Passage to read:
Friday, August 1, 2008

Asturias: Gijón y Oviedo

Wow, lots of traveling lately! Last weekend, I went to Asturias with John to visit Gijón, Oviedo, and Covadonga. It was the best weekend so far and the food was amazing! Asturias is a small region in northern Spain that differs from more southern Spain in its food and climate: instead of dry plains like in Salamanca, Asturias is covered in green mountains and clouds. Asturias was also the only region of Spain not conquered by the Moors when they invaded in 711 (see previous entries for more details of Spanish history)

Before we left though, we went to our program's Cena de Despedida, a farewell dinner:



The view of the Río Tormes was beautiful from the restaurant we ate at:



After the cena, we took an overnight bus to Gijón at 3:30am. Gijón, while not the capital of Asturias, is the region's largest city and lies on the northern coast of Spain. We got in around 9 in the morning and were very tired so we first took a nap, after John's aunt picked us up at the bus station. One thing I really liked about Asturias is that there are almost no tourists, at least American ones. While the region is popular with Spaniards who want to escape the summer heat farther south, few foreigners ever go there.

Below is a map showing where Asturias is:



After eating churros con chocolate and frisuelos (similar to crêpes) for breakfast, and taking a quick nap, John's aunt drove us to Covadonga, which is in the Picos de Europa National Park. The park is beautiful, covered with rocky, tree-covered mountains, and the region is popular for doing outdoor sports like kayaking, hiking, and horseback riding. Covadonga is the site known for the appearance of la Virgen de Covadonga, and was the site of the Christian's first victory against the invading moors in 722, and thus the site of the beginning of the Reconquista (reconquering of Spain).

The chapel of the Virgen de Covadonga, cut into the side of a cliff:



John and me in front of the chapel:



John and me in front of the larger basilica, with the Picos de Europa as a backdrop, in Covadonga:



After seeing Covadonga, we started the drive back to Gijón. We stopped in a small town on the way back for lunch, consisting of patatas bravas (potatoes covered in a ketchup-mayo-like sauce) and pollo.

The coast of the town:



A stand selling nueces, or nuts:



We stopped a few other places too, to look at the beach and an impromptu game of fútbol:



The street we parked on, by the beach:



We also stopped for café at another town and saw the Plaza del Huevo, as it is called colloquially:



After getting back to Gijón, we went to the beach for a little while:



On the beach, you could get a caseta to stay out of the sun:



You could also get cushions and other beach ware:



I took a lot of art shots of the casetas, most of which were folded up since it was evening and the crowds had gone:



I also found a weird piece of seaweed and made a face:



There were also sand castles, their formation waning as the tide came in:



After going to the beach, we went out to dinner with John's relatives. We went to an Italian restaurant a few blocks away called Gepetto's. The food there was muy rica.

Given instruction 1: In the travel post, what time did the overnight bus to Gijón leave?
Given instruction 2: Rewrite the part of the travel post that begins with "After eating churros" and ends with "(reconquering of Spain).", changing "kayaking" to "canoeing".
These rows were taken from a different source.

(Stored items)
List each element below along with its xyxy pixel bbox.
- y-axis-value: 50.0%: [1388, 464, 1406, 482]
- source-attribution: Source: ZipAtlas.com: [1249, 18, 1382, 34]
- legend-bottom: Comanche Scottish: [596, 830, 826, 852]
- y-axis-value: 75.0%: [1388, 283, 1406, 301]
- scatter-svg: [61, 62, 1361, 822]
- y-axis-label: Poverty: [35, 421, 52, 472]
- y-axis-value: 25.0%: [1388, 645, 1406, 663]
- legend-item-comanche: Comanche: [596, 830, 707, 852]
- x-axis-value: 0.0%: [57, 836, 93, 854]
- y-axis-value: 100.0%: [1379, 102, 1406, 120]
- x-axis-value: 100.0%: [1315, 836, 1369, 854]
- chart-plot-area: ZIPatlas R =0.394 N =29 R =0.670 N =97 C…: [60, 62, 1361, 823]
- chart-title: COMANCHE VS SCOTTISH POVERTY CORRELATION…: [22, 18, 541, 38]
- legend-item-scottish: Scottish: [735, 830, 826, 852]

Written response 1: 3:30am

Written response 2:
After eating churros con chocolate and frisuelos (similar to crêpes) for breakfast, and taking a quick nap, John's aunt drove us to Covadonga, which is in the Picos de Europa National Park. The park is beautiful, covered with rocky, tree-covered mountains, and the region is popular for doing outdoor sports like canoeing, hiking, and horseback riding. Covadonga is the site known for the appearance of la Virgen de Covadonga, and was the site of the Christian's first victory against the invading moors in 722, and thus the site of the beginning of the Reconquista (reconquering of Spain).